--- START OF Records shown ---

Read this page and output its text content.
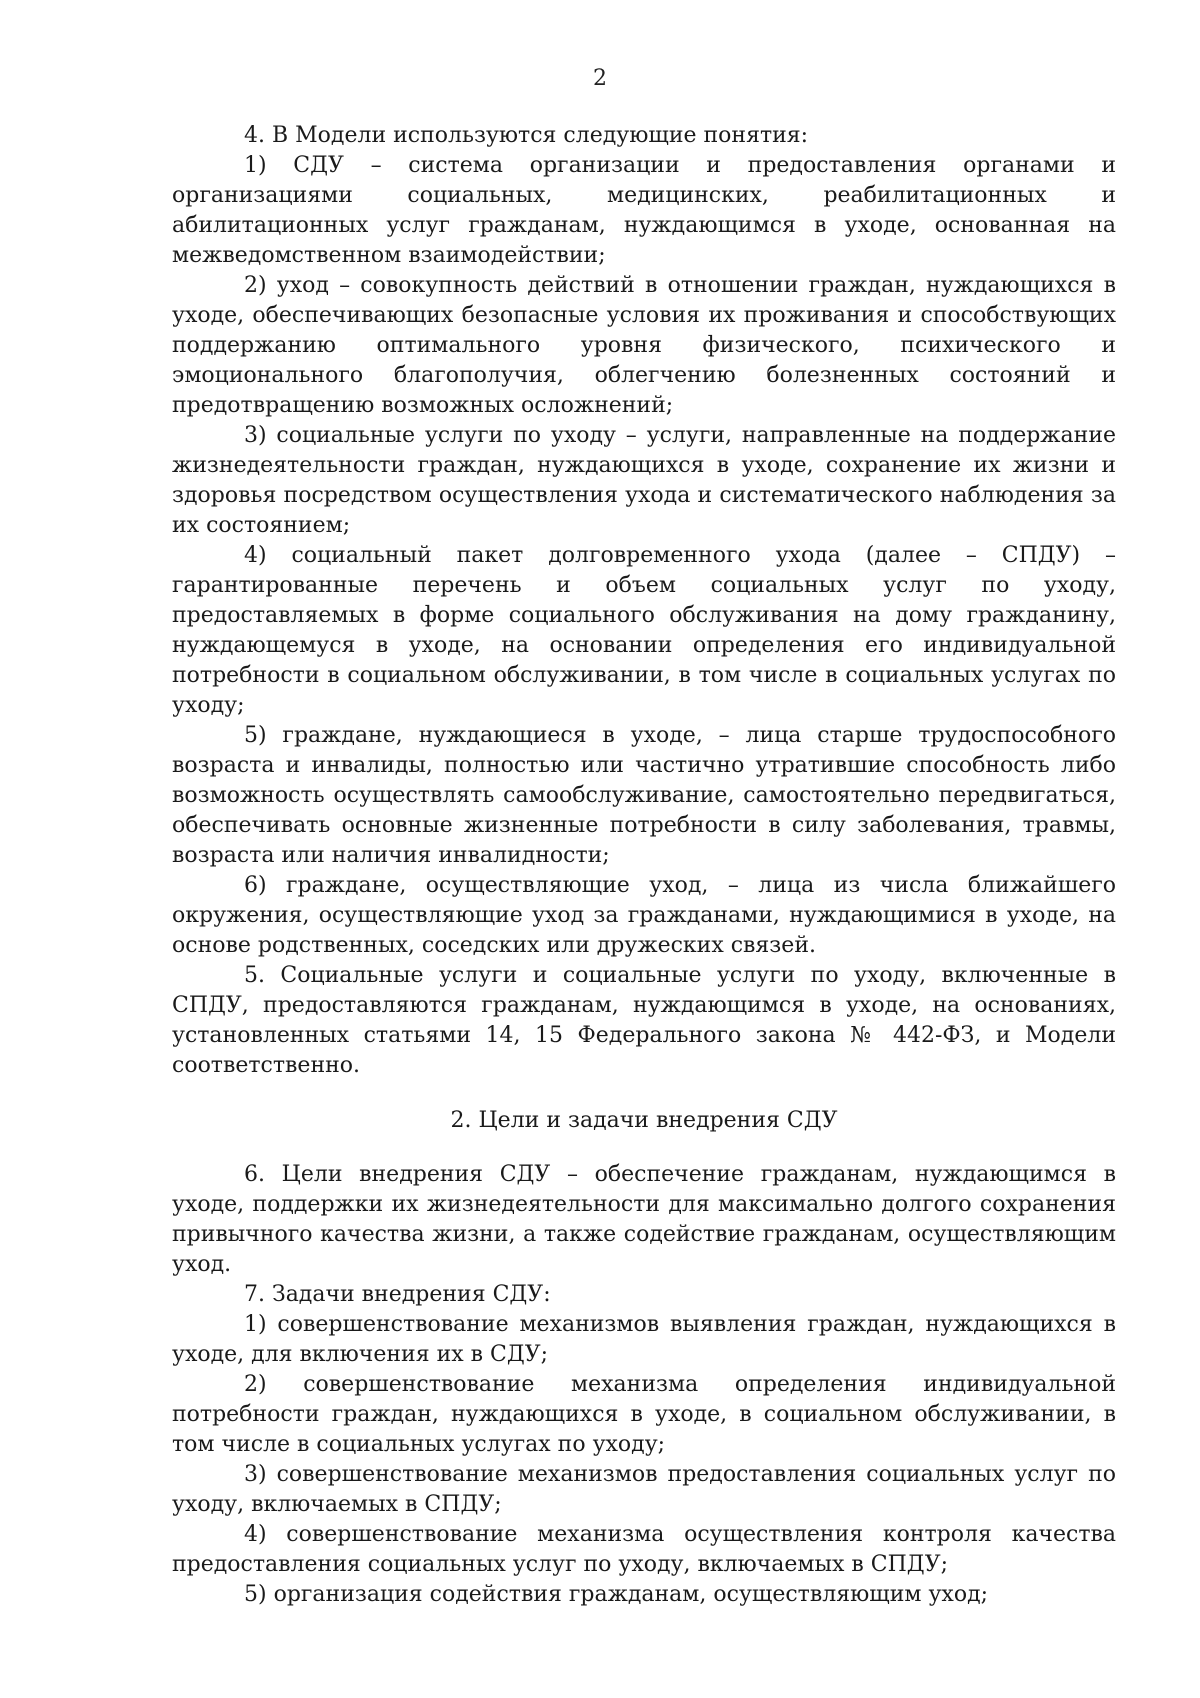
2

4. В Модели используются следующие понятия:

1) СДУ – система организации и предоставления органами и организациями социальных, медицинских, реабилитационных и абилитационных услуг гражданам, нуждающимся в уходе, основанная на межведомственном взаимодействии;

2) уход – совокупность действий в отношении граждан, нуждающихся в уходе, обеспечивающих безопасные условия их проживания и способствующих поддержанию оптимального уровня физического, психического и эмоционального благополучия, облегчению болезненных состояний и предотвращению возможных осложнений;

3) социальные услуги по уходу – услуги, направленные на поддержание жизнедеятельности граждан, нуждающихся в уходе, сохранение их жизни и здоровья посредством осуществления ухода и систематического наблюдения за их состоянием;

4) социальный пакет долговременного ухода (далее – СПДУ) – гарантированные перечень и объем социальных услуг по уходу, предоставляемых в форме социального обслуживания на дому гражданину, нуждающемуся в уходе, на основании определения его индивидуальной потребности в социальном обслуживании, в том числе в социальных услугах по уходу;

5) граждане, нуждающиеся в уходе, – лица старше трудоспособного возраста и инвалиды, полностью или частично утратившие способность либо возможность осуществлять самообслуживание, самостоятельно передвигаться, обеспечивать основные жизненные потребности в силу заболевания, травмы, возраста или наличия инвалидности;

6) граждане, осуществляющие уход, – лица из числа ближайшего окружения, осуществляющие уход за гражданами, нуждающимися в уходе, на основе родственных, соседских или дружеских связей.

5. Социальные услуги и социальные услуги по уходу, включенные в СПДУ, предоставляются гражданам, нуждающимся в уходе, на основаниях, установленных статьями 14, 15 Федерального закона № 442-ФЗ, и Модели соответственно.

2. Цели и задачи внедрения СДУ

6. Цели внедрения СДУ – обеспечение гражданам, нуждающимся в уходе, поддержки их жизнедеятельности для максимально долгого сохранения привычного качества жизни, а также содействие гражданам, осуществляющим уход.

7. Задачи внедрения СДУ:

1) совершенствование механизмов выявления граждан, нуждающихся в уходе, для включения их в СДУ;

2) совершенствование механизма определения индивидуальной потребности граждан, нуждающихся в уходе, в социальном обслуживании, в том числе в социальных услугах по уходу;

3) совершенствование механизмов предоставления социальных услуг по уходу, включаемых в СПДУ;

4) совершенствование механизма осуществления контроля качества предоставления социальных услуг по уходу, включаемых в СПДУ;

5) организация содействия гражданам, осуществляющим уход;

--- END OF Records shown ---

▶ Problem description
Copy every line of the material in which the word "услуги" occurs.

▶ Solved problem
3) социальные услуги по уходу – услуги, направленные на поддержание жизнедеятельности граждан, нуждающихся в уходе, сохранение их жизни и здоровья посредством осуществления ухода и систематического наблюдения за их состоянием;
5. Социальные услуги и социальные услуги по уходу, включенные в СПДУ, предоставляются гражданам, нуждающимся в уходе, на основаниях, установленных статьями 14, 15 Федерального закона № 442-ФЗ, и Модели соответственно.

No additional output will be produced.